• What the task asks:
Report the count of lines containing the word "capitales" in the entries below, and nothing more.

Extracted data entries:
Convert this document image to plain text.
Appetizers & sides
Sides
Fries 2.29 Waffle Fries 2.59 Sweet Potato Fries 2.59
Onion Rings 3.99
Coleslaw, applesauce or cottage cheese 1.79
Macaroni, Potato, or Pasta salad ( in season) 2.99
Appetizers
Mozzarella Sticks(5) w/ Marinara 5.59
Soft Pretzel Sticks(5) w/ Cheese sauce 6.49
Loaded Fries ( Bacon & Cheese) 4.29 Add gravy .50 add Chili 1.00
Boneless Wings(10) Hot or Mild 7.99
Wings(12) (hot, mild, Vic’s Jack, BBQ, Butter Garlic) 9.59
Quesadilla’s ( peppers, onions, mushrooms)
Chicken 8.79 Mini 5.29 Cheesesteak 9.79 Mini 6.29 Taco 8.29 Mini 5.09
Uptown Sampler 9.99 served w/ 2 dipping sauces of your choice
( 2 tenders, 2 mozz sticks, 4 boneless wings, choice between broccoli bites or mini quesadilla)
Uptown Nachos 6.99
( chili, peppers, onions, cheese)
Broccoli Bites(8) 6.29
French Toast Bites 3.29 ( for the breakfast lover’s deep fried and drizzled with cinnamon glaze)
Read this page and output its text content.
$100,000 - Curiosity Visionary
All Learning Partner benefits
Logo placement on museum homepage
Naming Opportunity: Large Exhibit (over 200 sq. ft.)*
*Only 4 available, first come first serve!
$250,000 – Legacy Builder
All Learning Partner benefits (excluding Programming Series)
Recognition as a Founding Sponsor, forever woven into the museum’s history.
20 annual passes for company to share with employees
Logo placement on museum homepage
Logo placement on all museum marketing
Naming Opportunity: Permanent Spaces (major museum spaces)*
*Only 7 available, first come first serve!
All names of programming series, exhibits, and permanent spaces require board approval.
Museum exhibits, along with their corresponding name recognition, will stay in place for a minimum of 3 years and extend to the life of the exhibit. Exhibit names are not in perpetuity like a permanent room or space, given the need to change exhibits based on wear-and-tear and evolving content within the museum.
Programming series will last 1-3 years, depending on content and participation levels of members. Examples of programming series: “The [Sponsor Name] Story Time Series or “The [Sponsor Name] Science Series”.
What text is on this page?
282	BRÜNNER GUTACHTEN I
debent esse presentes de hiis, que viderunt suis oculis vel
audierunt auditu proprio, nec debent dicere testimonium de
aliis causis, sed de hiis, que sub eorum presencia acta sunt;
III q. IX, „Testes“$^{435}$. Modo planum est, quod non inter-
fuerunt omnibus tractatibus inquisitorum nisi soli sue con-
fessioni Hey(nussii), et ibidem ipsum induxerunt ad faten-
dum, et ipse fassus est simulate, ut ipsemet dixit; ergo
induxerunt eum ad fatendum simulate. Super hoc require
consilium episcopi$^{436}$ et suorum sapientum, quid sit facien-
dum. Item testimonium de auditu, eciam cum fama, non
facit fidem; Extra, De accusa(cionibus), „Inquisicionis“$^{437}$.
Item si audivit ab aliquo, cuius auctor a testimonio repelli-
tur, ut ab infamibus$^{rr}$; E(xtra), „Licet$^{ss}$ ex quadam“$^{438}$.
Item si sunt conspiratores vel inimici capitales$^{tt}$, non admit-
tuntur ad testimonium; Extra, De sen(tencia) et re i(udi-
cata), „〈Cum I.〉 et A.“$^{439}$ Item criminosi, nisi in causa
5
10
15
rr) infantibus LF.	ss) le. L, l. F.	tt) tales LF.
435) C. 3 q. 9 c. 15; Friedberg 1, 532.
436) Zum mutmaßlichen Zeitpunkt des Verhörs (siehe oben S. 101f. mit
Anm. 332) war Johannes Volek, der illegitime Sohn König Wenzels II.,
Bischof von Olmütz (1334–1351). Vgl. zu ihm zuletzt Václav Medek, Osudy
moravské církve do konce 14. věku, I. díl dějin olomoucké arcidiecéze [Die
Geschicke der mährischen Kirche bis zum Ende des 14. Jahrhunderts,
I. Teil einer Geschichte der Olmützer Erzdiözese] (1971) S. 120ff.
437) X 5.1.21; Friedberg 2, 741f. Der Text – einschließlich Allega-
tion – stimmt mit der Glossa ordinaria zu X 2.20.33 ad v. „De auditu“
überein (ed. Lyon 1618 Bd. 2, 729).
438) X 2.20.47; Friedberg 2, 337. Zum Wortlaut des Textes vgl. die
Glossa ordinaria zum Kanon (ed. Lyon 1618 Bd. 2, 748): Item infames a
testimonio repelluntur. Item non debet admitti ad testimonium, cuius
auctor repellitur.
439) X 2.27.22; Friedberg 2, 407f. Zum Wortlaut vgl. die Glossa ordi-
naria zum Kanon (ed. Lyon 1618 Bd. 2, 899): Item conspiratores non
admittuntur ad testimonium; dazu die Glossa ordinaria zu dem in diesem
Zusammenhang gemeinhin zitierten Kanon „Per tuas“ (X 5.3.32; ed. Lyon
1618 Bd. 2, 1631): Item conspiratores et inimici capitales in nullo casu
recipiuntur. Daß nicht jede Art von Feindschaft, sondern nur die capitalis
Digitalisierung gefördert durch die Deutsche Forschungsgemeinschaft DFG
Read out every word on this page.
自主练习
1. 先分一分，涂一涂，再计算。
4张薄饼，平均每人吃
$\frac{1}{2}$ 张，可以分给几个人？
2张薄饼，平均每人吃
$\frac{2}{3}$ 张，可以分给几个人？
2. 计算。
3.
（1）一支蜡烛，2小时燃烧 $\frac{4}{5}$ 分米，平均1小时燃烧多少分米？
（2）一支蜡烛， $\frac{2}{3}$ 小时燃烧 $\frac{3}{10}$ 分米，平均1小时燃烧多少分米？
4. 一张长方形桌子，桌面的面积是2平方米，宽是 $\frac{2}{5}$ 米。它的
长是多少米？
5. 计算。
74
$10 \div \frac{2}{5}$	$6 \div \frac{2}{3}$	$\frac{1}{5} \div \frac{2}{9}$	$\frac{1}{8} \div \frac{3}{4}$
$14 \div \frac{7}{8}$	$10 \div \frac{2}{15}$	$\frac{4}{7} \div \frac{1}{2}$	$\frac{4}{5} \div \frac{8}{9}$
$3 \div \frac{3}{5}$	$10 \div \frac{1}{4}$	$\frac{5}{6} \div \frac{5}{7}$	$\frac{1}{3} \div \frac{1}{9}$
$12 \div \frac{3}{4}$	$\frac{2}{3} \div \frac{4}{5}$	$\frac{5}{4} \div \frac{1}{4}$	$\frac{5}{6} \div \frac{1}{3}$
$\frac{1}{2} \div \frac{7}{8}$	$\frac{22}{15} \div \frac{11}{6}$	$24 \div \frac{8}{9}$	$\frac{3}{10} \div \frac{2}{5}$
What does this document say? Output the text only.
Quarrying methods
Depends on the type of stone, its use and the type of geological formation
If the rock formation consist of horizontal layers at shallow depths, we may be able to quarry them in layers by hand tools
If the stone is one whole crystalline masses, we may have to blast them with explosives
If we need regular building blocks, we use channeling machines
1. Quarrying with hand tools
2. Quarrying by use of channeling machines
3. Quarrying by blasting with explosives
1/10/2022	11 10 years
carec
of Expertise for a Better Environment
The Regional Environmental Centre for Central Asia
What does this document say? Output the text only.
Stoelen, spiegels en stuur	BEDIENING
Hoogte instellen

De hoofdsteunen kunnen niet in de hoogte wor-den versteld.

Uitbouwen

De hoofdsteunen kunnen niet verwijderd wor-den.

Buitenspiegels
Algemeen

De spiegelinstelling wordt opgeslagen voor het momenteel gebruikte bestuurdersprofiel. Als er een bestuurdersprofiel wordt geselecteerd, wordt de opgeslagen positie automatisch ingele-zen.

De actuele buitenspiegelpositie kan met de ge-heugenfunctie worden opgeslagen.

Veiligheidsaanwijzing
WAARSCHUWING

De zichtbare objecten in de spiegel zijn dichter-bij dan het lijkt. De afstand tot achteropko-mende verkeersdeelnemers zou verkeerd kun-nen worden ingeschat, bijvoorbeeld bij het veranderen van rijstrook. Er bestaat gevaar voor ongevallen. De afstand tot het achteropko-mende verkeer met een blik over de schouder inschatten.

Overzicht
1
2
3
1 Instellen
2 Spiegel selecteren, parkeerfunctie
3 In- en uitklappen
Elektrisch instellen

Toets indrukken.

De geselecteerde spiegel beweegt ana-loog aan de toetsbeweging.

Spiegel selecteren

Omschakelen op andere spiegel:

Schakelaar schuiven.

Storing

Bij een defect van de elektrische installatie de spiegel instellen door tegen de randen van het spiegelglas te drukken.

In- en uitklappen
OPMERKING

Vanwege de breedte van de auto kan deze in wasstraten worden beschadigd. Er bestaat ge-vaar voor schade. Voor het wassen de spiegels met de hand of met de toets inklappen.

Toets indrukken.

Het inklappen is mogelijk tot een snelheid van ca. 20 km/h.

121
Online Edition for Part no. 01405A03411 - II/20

• Problem solution:
2